__Work instructions__. In the listing below, find every line containing "name" and copy it out.

········

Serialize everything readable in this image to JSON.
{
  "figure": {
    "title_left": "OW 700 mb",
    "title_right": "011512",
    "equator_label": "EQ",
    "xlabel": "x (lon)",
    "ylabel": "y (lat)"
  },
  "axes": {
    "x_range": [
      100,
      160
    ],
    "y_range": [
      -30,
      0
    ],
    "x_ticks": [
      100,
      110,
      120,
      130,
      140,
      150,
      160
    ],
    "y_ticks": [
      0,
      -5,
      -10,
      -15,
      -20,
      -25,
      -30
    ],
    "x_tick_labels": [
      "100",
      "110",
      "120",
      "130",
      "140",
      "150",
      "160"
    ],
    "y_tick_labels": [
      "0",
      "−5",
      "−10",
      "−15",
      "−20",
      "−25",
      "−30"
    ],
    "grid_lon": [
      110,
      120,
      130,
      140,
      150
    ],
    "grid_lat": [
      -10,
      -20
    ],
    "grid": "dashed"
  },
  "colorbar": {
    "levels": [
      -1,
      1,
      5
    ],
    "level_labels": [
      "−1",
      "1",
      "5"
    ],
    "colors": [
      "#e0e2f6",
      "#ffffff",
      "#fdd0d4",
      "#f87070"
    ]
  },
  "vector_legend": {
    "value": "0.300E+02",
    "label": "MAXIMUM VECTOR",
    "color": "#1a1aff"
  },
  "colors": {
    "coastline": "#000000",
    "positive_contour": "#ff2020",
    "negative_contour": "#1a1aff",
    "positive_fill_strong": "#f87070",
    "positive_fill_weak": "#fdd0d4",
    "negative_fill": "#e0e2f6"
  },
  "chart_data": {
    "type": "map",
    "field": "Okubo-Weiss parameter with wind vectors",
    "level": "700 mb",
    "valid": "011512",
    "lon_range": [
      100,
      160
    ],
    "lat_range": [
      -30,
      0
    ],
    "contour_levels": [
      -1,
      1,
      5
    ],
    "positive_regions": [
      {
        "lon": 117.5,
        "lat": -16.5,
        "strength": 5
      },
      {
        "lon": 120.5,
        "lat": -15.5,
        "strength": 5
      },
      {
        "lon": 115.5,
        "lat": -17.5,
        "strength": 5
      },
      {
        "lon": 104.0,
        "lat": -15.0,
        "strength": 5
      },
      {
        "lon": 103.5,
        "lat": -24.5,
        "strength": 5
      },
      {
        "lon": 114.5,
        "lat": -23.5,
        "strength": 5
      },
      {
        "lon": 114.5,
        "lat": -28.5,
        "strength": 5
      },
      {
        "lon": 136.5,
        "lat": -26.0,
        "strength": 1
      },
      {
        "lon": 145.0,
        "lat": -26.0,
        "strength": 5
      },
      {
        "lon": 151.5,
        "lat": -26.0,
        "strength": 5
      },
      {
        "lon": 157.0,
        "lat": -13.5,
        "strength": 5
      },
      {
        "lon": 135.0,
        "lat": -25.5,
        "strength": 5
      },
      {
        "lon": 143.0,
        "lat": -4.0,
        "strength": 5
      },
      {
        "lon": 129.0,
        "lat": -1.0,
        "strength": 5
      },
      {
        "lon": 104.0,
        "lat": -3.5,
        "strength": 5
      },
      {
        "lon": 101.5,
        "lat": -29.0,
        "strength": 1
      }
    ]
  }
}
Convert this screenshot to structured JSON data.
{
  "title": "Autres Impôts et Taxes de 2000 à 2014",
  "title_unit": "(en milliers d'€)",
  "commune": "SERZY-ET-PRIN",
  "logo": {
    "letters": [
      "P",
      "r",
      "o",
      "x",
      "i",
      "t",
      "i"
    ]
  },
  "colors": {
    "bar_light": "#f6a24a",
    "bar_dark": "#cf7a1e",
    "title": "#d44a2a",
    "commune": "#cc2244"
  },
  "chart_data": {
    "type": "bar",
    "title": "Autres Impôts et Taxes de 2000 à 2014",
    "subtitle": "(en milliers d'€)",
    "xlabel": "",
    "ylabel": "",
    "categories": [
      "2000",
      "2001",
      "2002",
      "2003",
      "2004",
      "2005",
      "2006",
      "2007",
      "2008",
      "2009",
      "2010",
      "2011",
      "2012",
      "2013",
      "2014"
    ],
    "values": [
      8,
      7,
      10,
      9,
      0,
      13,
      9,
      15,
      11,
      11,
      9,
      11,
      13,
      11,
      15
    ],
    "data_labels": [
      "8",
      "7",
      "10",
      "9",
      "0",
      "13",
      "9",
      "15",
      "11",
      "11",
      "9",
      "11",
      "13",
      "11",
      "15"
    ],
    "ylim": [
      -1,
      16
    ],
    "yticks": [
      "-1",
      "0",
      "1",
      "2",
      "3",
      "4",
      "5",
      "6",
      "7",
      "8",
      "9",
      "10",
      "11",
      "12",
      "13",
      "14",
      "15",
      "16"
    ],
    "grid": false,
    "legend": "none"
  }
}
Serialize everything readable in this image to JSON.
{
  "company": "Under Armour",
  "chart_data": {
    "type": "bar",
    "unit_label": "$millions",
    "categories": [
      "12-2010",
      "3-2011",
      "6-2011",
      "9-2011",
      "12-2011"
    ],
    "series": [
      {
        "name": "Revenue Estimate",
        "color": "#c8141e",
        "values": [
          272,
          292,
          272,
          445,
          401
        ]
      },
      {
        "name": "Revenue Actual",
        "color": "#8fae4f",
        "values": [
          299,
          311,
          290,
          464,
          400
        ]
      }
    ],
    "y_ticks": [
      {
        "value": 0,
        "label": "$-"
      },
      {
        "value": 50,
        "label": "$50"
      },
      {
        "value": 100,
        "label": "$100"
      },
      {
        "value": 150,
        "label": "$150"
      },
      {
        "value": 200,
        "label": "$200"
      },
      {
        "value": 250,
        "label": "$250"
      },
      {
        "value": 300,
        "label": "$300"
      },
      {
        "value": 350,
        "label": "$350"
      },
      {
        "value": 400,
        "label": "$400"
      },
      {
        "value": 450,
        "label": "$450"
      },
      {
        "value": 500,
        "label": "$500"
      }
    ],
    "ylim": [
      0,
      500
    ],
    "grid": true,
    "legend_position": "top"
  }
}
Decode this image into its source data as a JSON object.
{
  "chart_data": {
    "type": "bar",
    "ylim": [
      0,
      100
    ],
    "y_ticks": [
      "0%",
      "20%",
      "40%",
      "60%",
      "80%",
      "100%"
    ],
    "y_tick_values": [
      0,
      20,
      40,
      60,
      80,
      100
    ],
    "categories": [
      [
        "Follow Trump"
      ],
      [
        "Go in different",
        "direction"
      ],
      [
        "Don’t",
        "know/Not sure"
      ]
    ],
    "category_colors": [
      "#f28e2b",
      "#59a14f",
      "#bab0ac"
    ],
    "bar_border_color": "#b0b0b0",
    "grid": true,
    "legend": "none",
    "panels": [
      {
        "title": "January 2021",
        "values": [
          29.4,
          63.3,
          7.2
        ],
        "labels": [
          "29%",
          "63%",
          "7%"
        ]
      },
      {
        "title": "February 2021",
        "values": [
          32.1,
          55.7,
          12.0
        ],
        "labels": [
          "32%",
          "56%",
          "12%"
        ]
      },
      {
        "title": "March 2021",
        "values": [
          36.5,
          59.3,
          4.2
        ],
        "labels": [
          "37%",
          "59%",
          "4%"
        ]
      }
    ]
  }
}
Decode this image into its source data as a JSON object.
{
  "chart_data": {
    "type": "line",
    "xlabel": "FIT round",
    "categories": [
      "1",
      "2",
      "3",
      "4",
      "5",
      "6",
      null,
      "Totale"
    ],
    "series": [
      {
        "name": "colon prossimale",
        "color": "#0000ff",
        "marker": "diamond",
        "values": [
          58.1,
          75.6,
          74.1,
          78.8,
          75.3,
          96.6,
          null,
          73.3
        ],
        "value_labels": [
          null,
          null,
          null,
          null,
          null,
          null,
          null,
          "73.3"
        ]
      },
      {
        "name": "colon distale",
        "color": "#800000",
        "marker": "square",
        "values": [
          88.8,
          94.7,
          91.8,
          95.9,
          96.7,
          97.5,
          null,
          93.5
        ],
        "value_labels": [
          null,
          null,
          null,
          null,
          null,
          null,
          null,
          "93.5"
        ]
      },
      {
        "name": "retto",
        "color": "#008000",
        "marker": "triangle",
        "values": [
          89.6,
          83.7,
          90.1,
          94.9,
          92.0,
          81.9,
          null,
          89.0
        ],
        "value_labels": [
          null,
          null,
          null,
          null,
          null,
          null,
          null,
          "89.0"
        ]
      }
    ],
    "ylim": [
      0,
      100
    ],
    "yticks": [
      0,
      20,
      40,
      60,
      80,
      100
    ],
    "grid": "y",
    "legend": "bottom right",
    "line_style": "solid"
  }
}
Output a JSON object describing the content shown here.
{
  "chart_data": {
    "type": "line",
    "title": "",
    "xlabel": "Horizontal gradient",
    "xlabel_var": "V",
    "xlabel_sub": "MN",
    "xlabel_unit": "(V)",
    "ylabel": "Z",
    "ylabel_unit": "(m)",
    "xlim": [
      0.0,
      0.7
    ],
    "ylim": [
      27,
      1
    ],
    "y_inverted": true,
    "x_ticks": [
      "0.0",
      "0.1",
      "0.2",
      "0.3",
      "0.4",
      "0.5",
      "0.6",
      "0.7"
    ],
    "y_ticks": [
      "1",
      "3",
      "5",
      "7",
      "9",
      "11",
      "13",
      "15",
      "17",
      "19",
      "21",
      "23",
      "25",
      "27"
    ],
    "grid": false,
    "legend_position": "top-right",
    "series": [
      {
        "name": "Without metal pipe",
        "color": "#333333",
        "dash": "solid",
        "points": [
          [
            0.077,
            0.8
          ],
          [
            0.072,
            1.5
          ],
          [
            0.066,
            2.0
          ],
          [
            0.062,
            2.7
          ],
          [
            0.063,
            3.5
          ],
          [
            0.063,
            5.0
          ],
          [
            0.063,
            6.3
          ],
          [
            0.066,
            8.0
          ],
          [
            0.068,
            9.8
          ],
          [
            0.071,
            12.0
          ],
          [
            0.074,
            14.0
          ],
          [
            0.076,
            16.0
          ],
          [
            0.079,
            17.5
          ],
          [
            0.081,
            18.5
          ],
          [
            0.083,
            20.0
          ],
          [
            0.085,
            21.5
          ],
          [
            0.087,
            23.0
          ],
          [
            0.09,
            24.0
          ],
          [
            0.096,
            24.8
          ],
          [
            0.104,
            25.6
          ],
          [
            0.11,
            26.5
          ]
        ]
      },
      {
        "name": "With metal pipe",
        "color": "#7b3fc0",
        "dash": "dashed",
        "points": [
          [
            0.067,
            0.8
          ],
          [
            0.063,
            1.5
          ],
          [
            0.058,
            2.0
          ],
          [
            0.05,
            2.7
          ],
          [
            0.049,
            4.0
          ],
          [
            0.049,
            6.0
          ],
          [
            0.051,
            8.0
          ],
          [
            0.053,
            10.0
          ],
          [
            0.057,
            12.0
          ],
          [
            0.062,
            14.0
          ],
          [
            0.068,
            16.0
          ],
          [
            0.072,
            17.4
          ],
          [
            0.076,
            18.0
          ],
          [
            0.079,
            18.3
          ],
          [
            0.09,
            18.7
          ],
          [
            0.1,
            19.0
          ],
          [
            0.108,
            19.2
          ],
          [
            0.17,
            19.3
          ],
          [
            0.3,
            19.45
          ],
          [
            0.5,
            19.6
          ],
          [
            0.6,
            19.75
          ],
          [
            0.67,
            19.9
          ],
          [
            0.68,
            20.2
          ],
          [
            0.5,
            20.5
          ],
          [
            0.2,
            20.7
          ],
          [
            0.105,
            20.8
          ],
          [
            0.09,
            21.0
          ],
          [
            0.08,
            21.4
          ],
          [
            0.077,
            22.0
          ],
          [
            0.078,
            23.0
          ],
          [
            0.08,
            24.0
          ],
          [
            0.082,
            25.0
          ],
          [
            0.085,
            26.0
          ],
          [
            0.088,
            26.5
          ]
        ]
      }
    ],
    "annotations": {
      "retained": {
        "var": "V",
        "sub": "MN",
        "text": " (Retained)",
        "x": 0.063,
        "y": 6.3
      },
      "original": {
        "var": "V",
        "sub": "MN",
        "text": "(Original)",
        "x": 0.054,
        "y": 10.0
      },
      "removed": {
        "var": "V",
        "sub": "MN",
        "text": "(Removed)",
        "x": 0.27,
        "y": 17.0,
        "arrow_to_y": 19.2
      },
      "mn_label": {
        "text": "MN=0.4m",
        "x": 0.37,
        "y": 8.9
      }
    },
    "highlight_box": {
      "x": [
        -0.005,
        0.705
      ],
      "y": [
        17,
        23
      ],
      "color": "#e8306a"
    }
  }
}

········

__Result for this exercise__.
        "name": "Revenue Estimate",
        "name": "Revenue Actual",
        "name": "colon prossimale",
        "name": "colon distale",
        "name": "retto",
        "name": "Without metal pipe",
        "name": "With metal pipe",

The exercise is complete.